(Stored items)
»»
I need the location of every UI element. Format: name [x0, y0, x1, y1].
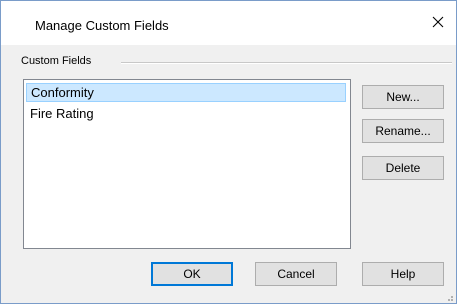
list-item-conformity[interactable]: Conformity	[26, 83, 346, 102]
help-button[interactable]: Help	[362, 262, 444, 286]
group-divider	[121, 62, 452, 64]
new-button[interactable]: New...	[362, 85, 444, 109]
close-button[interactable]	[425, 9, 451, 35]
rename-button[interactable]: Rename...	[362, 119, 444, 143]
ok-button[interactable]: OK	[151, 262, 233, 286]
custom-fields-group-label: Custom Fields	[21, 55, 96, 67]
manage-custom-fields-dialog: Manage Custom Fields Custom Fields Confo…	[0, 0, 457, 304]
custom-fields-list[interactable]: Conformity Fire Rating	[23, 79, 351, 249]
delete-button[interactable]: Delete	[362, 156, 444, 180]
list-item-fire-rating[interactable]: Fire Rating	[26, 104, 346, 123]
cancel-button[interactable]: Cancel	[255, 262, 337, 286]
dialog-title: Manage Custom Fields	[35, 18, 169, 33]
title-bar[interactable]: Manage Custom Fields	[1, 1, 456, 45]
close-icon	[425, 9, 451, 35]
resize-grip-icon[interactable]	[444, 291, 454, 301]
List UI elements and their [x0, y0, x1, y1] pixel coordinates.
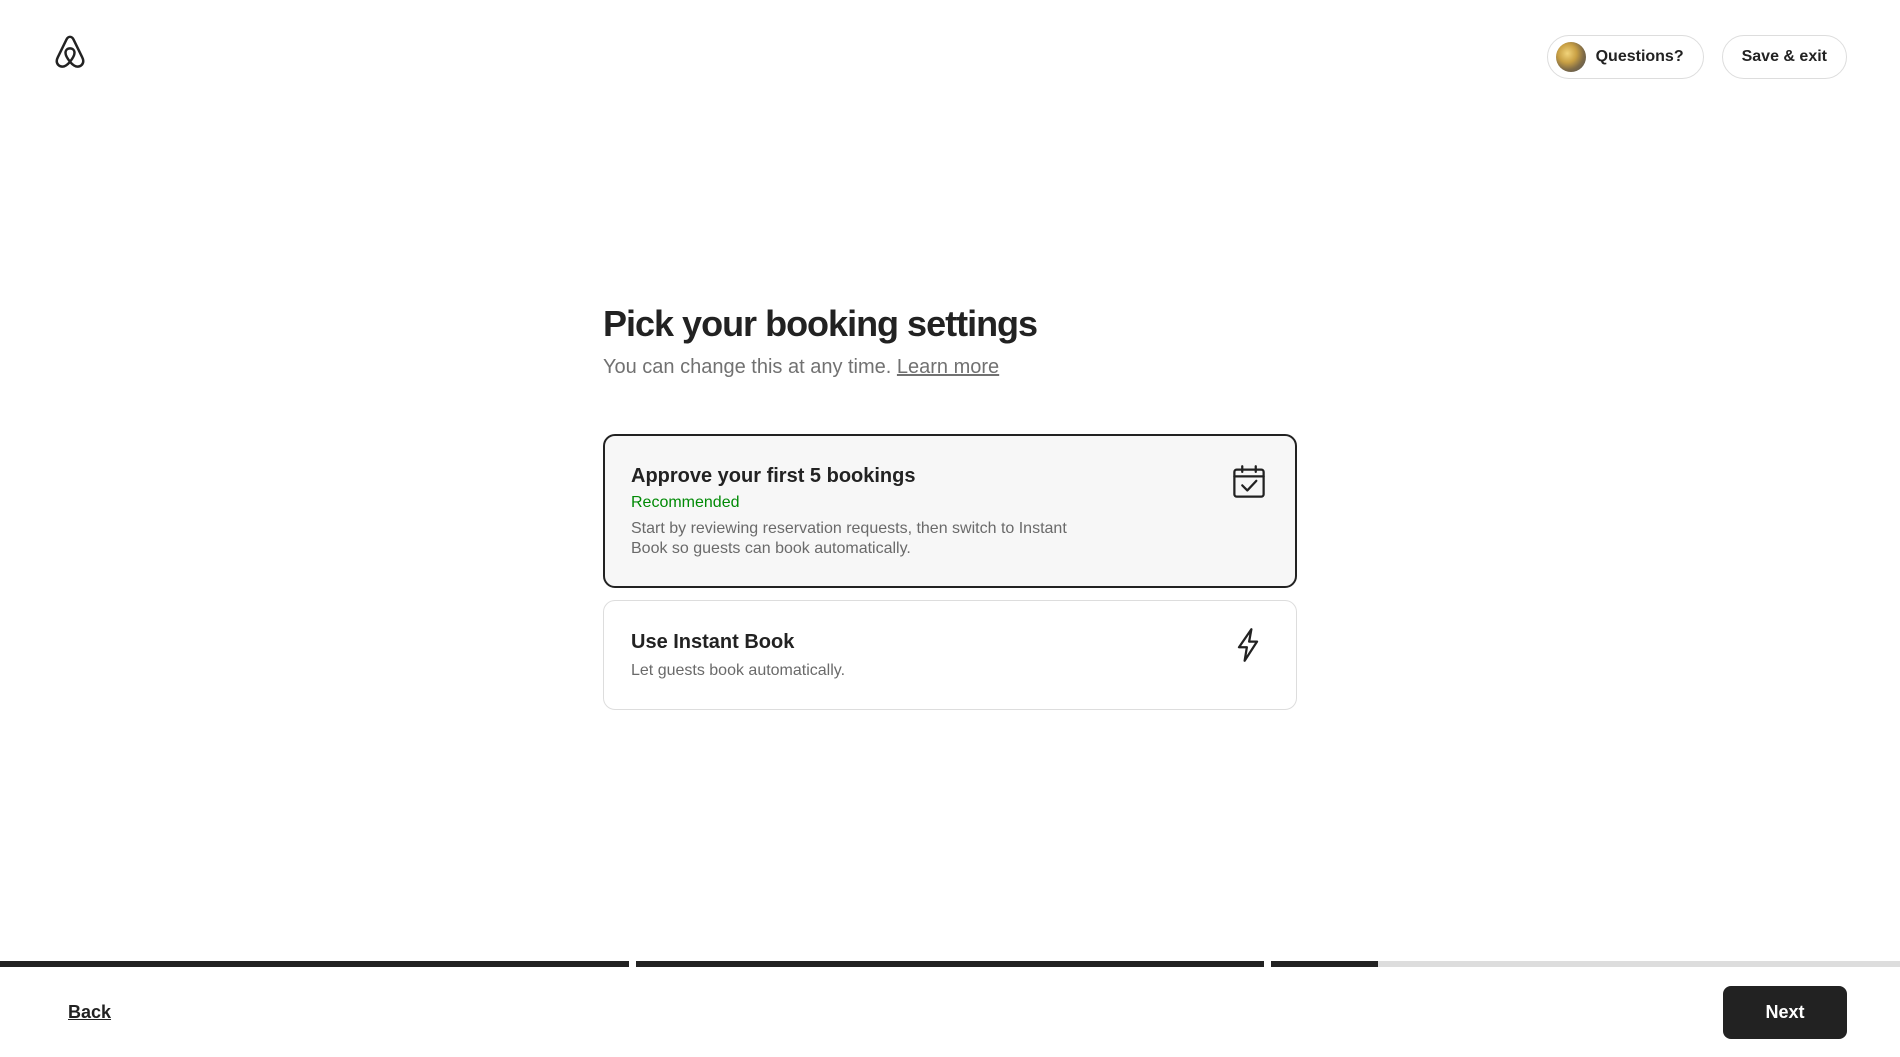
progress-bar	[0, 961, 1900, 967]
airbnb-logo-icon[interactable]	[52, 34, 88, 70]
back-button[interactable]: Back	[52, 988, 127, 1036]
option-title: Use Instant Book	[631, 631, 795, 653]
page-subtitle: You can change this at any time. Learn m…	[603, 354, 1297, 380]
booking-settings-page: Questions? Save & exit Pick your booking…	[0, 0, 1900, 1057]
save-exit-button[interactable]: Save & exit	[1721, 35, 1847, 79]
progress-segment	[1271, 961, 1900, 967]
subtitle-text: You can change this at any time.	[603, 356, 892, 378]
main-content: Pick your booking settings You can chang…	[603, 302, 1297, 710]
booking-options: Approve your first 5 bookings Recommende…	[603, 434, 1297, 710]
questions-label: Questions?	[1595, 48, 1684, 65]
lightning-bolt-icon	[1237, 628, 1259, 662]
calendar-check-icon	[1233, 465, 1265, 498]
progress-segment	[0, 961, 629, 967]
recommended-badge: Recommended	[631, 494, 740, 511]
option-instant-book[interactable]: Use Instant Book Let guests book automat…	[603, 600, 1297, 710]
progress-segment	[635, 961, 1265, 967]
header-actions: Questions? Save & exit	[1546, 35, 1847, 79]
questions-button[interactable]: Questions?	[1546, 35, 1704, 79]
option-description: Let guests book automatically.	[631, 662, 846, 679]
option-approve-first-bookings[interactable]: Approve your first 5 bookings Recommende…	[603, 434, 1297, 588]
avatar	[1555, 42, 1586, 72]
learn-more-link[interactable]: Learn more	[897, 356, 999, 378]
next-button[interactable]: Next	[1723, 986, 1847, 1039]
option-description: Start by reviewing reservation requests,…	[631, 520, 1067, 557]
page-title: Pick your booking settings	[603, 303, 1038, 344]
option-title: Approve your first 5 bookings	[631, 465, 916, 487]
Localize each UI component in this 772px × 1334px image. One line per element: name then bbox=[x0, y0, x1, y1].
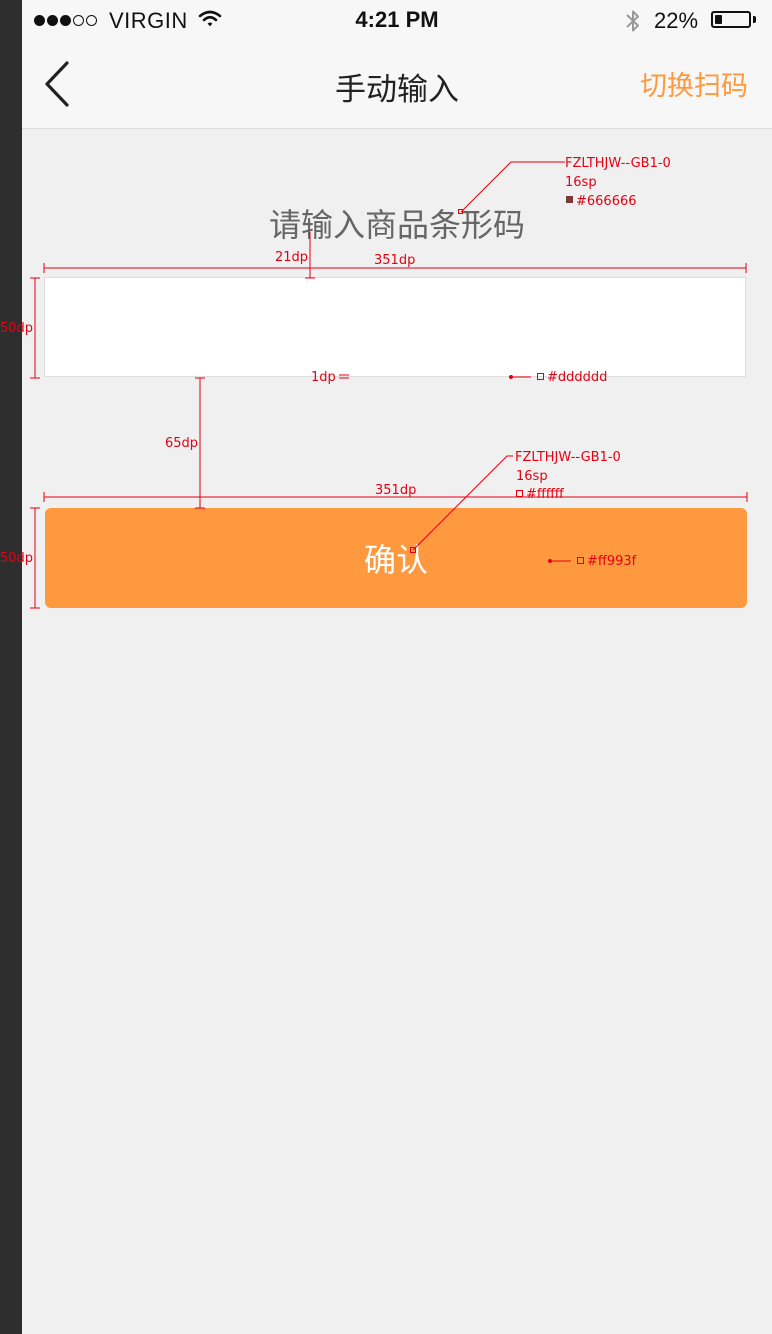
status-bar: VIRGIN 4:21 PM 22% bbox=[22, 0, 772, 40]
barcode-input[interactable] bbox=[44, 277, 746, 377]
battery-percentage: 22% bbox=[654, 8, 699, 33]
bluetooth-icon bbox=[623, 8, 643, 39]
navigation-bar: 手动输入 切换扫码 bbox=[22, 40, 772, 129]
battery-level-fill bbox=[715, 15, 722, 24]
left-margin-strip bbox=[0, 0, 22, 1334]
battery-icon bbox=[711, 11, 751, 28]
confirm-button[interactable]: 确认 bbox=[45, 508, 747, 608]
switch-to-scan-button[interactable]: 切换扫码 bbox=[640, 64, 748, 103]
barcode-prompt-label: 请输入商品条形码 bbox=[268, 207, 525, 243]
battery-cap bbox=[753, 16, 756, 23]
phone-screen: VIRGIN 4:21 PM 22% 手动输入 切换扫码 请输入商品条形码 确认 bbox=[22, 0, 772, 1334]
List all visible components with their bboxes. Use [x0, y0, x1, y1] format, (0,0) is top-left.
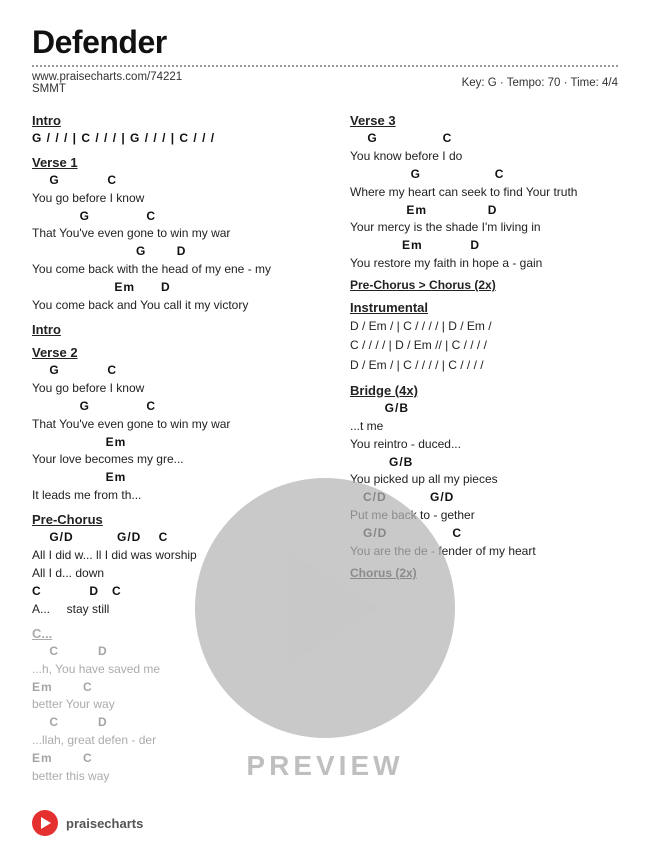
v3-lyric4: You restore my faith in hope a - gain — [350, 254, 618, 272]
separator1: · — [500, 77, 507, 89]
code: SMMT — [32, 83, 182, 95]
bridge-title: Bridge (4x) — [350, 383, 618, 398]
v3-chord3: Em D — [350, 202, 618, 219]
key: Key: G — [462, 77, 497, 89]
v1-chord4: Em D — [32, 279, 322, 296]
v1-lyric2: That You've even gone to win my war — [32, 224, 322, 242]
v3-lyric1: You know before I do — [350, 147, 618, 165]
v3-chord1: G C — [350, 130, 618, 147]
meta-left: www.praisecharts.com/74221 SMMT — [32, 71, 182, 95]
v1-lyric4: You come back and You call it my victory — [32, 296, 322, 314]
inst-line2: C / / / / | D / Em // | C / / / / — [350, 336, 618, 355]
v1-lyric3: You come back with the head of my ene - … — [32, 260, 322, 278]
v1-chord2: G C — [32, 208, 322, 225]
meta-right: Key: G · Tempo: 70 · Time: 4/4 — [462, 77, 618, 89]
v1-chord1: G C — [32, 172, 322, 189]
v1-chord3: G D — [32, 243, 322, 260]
««
Reproduce every line of the listing above verbatim, omitting the pictures.

#### [Task answer]
I need the location of every UI element. Format: name [x0, y0, x1, y1].
list-item-conformity[interactable]: Conformity	[26, 83, 346, 102]
help-button[interactable]: Help	[362, 262, 444, 286]
group-divider	[121, 62, 452, 64]
new-button[interactable]: New...	[362, 85, 444, 109]
close-button[interactable]	[425, 9, 451, 35]
rename-button[interactable]: Rename...	[362, 119, 444, 143]
ok-button[interactable]: OK	[151, 262, 233, 286]
custom-fields-group-label: Custom Fields	[21, 55, 96, 67]
manage-custom-fields-dialog: Manage Custom Fields Custom Fields Confo…	[0, 0, 457, 304]
custom-fields-list[interactable]: Conformity Fire Rating	[23, 79, 351, 249]
delete-button[interactable]: Delete	[362, 156, 444, 180]
list-item-fire-rating[interactable]: Fire Rating	[26, 104, 346, 123]
cancel-button[interactable]: Cancel	[255, 262, 337, 286]
dialog-title: Manage Custom Fields	[35, 18, 169, 33]
title-bar[interactable]: Manage Custom Fields	[1, 1, 456, 45]
close-icon	[425, 9, 451, 35]
resize-grip-icon[interactable]	[444, 291, 454, 301]
List UI elements and their [x0, y0, x1, y1] pixel coordinates.
progress-bar	[0, 961, 1900, 967]
airbnb-logo-icon[interactable]	[52, 34, 88, 70]
back-button[interactable]: Back	[52, 988, 127, 1036]
option-title: Use Instant Book	[631, 631, 795, 653]
page-subtitle: You can change this at any time. Learn m…	[603, 354, 1297, 380]
booking-settings-page: Questions? Save & exit Pick your booking…	[0, 0, 1900, 1057]
save-exit-button[interactable]: Save & exit	[1721, 35, 1847, 79]
progress-segment	[1271, 961, 1900, 967]
subtitle-text: You can change this at any time.	[603, 356, 892, 378]
main-content: Pick your booking settings You can chang…	[603, 302, 1297, 710]
booking-options: Approve your first 5 bookings Recommende…	[603, 434, 1297, 710]
questions-label: Questions?	[1595, 48, 1684, 65]
lightning-bolt-icon	[1237, 628, 1259, 662]
calendar-check-icon	[1233, 465, 1265, 498]
progress-segment	[0, 961, 629, 967]
recommended-badge: Recommended	[631, 494, 740, 511]
option-instant-book[interactable]: Use Instant Book Let guests book automat…	[603, 600, 1297, 710]
progress-segment	[635, 961, 1265, 967]
header-actions: Questions? Save & exit	[1546, 35, 1847, 79]
questions-button[interactable]: Questions?	[1546, 35, 1704, 79]
option-description: Let guests book automatically.	[631, 662, 846, 679]
option-approve-first-bookings[interactable]: Approve your first 5 bookings Recommende…	[603, 434, 1297, 588]
avatar	[1555, 42, 1586, 72]
learn-more-link[interactable]: Learn more	[897, 356, 999, 378]
next-button[interactable]: Next	[1723, 986, 1847, 1039]
option-description: Start by reviewing reservation requests,…	[631, 520, 1067, 557]
page-title: Pick your booking settings	[603, 303, 1038, 344]
option-title: Approve your first 5 bookings	[631, 465, 916, 487]
Localize each UI component in this 772px × 1334px image. One line per element: name then bbox=[x0, y0, x1, y1].
status-bar: VIRGIN 4:21 PM 22% bbox=[22, 0, 772, 40]
barcode-input[interactable] bbox=[44, 277, 746, 377]
battery-percentage: 22% bbox=[654, 8, 699, 33]
bluetooth-icon bbox=[623, 8, 643, 39]
navigation-bar: 手动输入 切换扫码 bbox=[22, 40, 772, 129]
battery-level-fill bbox=[715, 15, 722, 24]
left-margin-strip bbox=[0, 0, 22, 1334]
battery-icon bbox=[711, 11, 751, 28]
confirm-button[interactable]: 确认 bbox=[45, 508, 747, 608]
switch-to-scan-button[interactable]: 切换扫码 bbox=[640, 64, 748, 103]
barcode-prompt-label: 请输入商品条形码 bbox=[268, 207, 525, 243]
battery-cap bbox=[753, 16, 756, 23]
phone-screen: VIRGIN 4:21 PM 22% 手动输入 切换扫码 请输入商品条形码 确认 bbox=[22, 0, 772, 1334]
List all visible components with their bboxes. Use [x0, y0, x1, y1] format, (0,0) is top-left.
v3-lyric4: You restore my faith in hope a - gain — [350, 254, 618, 272]
separator1: · — [500, 77, 507, 89]
code: SMMT — [32, 83, 182, 95]
bridge-title: Bridge (4x) — [350, 383, 618, 398]
v3-chord3: Em D — [350, 202, 618, 219]
key: Key: G — [462, 77, 497, 89]
v1-chord4: Em D — [32, 279, 322, 296]
v1-lyric2: That You've even gone to win my war — [32, 224, 322, 242]
v3-lyric1: You know before I do — [350, 147, 618, 165]
v3-chord1: G C — [350, 130, 618, 147]
meta-left: www.praisecharts.com/74221 SMMT — [32, 71, 182, 95]
v1-lyric4: You come back and You call it my victory — [32, 296, 322, 314]
inst-line2: C / / / / | D / Em // | C / / / / — [350, 336, 618, 355]
v1-lyric3: You come back with the head of my ene - … — [32, 260, 322, 278]
v1-chord2: G C — [32, 208, 322, 225]
meta-right: Key: G · Tempo: 70 · Time: 4/4 — [462, 77, 618, 89]
v1-chord1: G C — [32, 172, 322, 189]
v1-chord3: G D — [32, 243, 322, 260]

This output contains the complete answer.